Task details
Skip the pictures. Reproduce all other material exactly.

_ _ _ _ _

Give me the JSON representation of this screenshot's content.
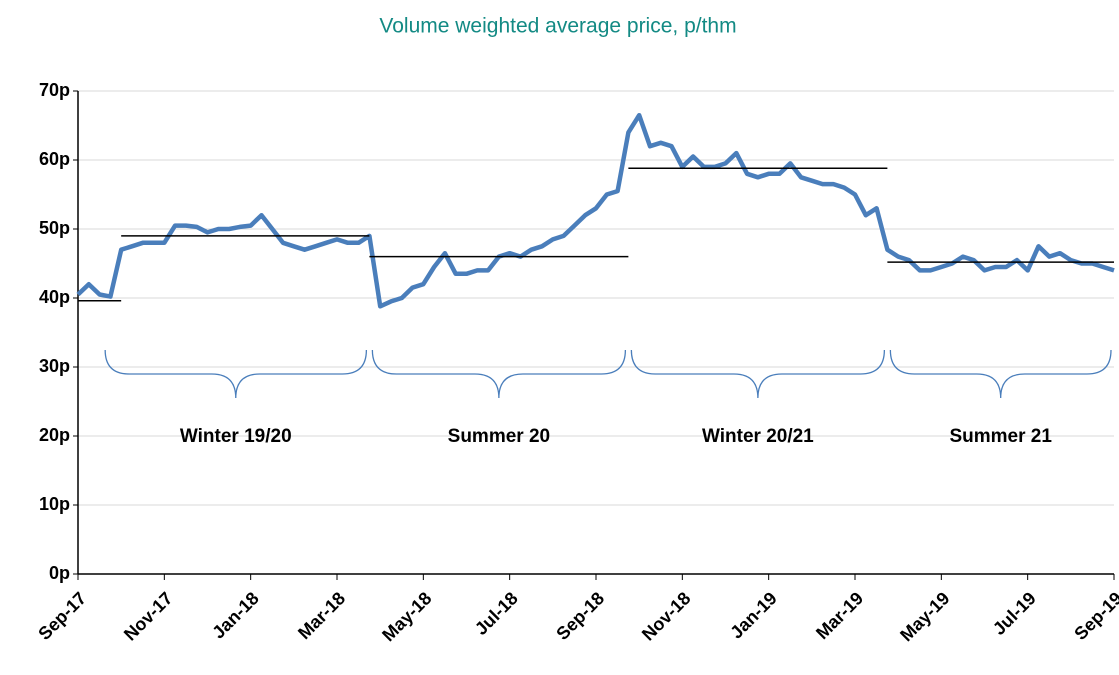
{
  "chart_data": {
    "type": "line",
    "title": "Volume weighted average price, p/thm",
    "categories": [
      "Sep-17",
      null,
      null,
      null,
      null,
      null,
      null,
      null,
      "Nov-17",
      null,
      null,
      null,
      null,
      null,
      null,
      null,
      "Jan-18",
      null,
      null,
      null,
      null,
      null,
      null,
      null,
      "Mar-18",
      null,
      null,
      null,
      null,
      null,
      null,
      null,
      "May-18",
      null,
      null,
      null,
      null,
      null,
      null,
      null,
      "Jul-18",
      null,
      null,
      null,
      null,
      null,
      null,
      null,
      "Sep-18",
      null,
      null,
      null,
      null,
      null,
      null,
      null,
      "Nov-18",
      null,
      null,
      null,
      null,
      null,
      null,
      null,
      "Jan-19",
      null,
      null,
      null,
      null,
      null,
      null,
      null,
      "Mar-19",
      null,
      null,
      null,
      null,
      null,
      null,
      null,
      "May-19",
      null,
      null,
      null,
      null,
      null,
      null,
      null,
      "Jul-19",
      null,
      null,
      null,
      null,
      null,
      null,
      null,
      "Sep-19"
    ],
    "series": [
      {
        "color": "#4a7ebb",
        "values": [
          40.5,
          42,
          40.5,
          40.2,
          47,
          47.5,
          48,
          48,
          48,
          50.5,
          50.5,
          50.3,
          49.5,
          50,
          50,
          50.3,
          50.5,
          52,
          50,
          48,
          47.5,
          47,
          47.5,
          48,
          48.5,
          48,
          48,
          49,
          38.8,
          39.5,
          40,
          41.5,
          42,
          44.5,
          46.5,
          43.5,
          43.5,
          44,
          44,
          46,
          46.5,
          46,
          47,
          47.5,
          48.5,
          49,
          50.5,
          52,
          53,
          55,
          55.5,
          64,
          66.5,
          62,
          62.5,
          62,
          59,
          60.5,
          59,
          59,
          59.5,
          61,
          58,
          57.5,
          58,
          58,
          59.5,
          57.5,
          57,
          56.5,
          56.5,
          56,
          55,
          52,
          53,
          47,
          46,
          45.5,
          44,
          44,
          44.5,
          45,
          46,
          45.5,
          44,
          44.5,
          44.5,
          45.5,
          44,
          47.5,
          46,
          46.5,
          45.5,
          45,
          45,
          44.5,
          44
        ]
      }
    ],
    "average_lines": {
      "color": "#000000",
      "segments": [
        {
          "value": 39.6,
          "from": 0,
          "to": 4
        },
        {
          "value": 49,
          "from": 4,
          "to": 27,
          "label": "Winter 19/20"
        },
        {
          "value": 46,
          "from": 27,
          "to": 51,
          "label": "Summer 20"
        },
        {
          "value": 58.8,
          "from": 51,
          "to": 75,
          "label": "Winter 20/21"
        },
        {
          "value": 45.2,
          "from": 75,
          "to": 96,
          "label": "Summer 21"
        }
      ]
    },
    "ylim": [
      0,
      70
    ],
    "yticks": [
      {
        "value": 0,
        "label": "0p"
      },
      {
        "value": 10,
        "label": "10p"
      },
      {
        "value": 20,
        "label": "20p"
      },
      {
        "value": 30,
        "label": "30p"
      },
      {
        "value": 40,
        "label": "40p"
      },
      {
        "value": 50,
        "label": "50p"
      },
      {
        "value": 60,
        "label": "60p"
      },
      {
        "value": 70,
        "label": "70p"
      }
    ],
    "grid": true
  }
}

_ _ _ _ _

Result of this task
Give me the JSON representation of this screenshot's content.
{
  "chart_data": {
    "type": "line",
    "title": "Volume weighted average price, p/thm",
    "categories": [
      "Sep-17",
      null,
      null,
      null,
      null,
      null,
      null,
      null,
      "Nov-17",
      null,
      null,
      null,
      null,
      null,
      null,
      null,
      "Jan-18",
      null,
      null,
      null,
      null,
      null,
      null,
      null,
      "Mar-18",
      null,
      null,
      null,
      null,
      null,
      null,
      null,
      "May-18",
      null,
      null,
      null,
      null,
      null,
      null,
      null,
      "Jul-18",
      null,
      null,
      null,
      null,
      null,
      null,
      null,
      "Sep-18",
      null,
      null,
      null,
      null,
      null,
      null,
      null,
      "Nov-18",
      null,
      null,
      null,
      null,
      null,
      null,
      null,
      "Jan-19",
      null,
      null,
      null,
      null,
      null,
      null,
      null,
      "Mar-19",
      null,
      null,
      null,
      null,
      null,
      null,
      null,
      "May-19",
      null,
      null,
      null,
      null,
      null,
      null,
      null,
      "Jul-19",
      null,
      null,
      null,
      null,
      null,
      null,
      null,
      "Sep-19"
    ],
    "series": [
      {
        "color": "#4a7ebb",
        "values": [
          40.5,
          42,
          40.5,
          40.2,
          47,
          47.5,
          48,
          48,
          48,
          50.5,
          50.5,
          50.3,
          49.5,
          50,
          50,
          50.3,
          50.5,
          52,
          50,
          48,
          47.5,
          47,
          47.5,
          48,
          48.5,
          48,
          48,
          49,
          38.8,
          39.5,
          40,
          41.5,
          42,
          44.5,
          46.5,
          43.5,
          43.5,
          44,
          44,
          46,
          46.5,
          46,
          47,
          47.5,
          48.5,
          49,
          50.5,
          52,
          53,
          55,
          55.5,
          64,
          66.5,
          62,
          62.5,
          62,
          59,
          60.5,
          59,
          59,
          59.5,
          61,
          58,
          57.5,
          58,
          58,
          59.5,
          57.5,
          57,
          56.5,
          56.5,
          56,
          55,
          52,
          53,
          47,
          46,
          45.5,
          44,
          44,
          44.5,
          45,
          46,
          45.5,
          44,
          44.5,
          44.5,
          45.5,
          44,
          47.5,
          46,
          46.5,
          45.5,
          45,
          45,
          44.5,
          44
        ]
      }
    ],
    "average_lines": {
      "color": "#000000",
      "segments": [
        {
          "value": 39.6,
          "from": 0,
          "to": 4
        },
        {
          "value": 49,
          "from": 4,
          "to": 27,
          "label": "Winter 19/20"
        },
        {
          "value": 46,
          "from": 27,
          "to": 51,
          "label": "Summer 20"
        },
        {
          "value": 58.8,
          "from": 51,
          "to": 75,
          "label": "Winter 20/21"
        },
        {
          "value": 45.2,
          "from": 75,
          "to": 96,
          "label": "Summer 21"
        }
      ]
    },
    "ylim": [
      0,
      70
    ],
    "yticks": [
      {
        "value": 0,
        "label": "0p"
      },
      {
        "value": 10,
        "label": "10p"
      },
      {
        "value": 20,
        "label": "20p"
      },
      {
        "value": 30,
        "label": "30p"
      },
      {
        "value": 40,
        "label": "40p"
      },
      {
        "value": 50,
        "label": "50p"
      },
      {
        "value": 60,
        "label": "60p"
      },
      {
        "value": 70,
        "label": "70p"
      }
    ],
    "grid": true
  }
}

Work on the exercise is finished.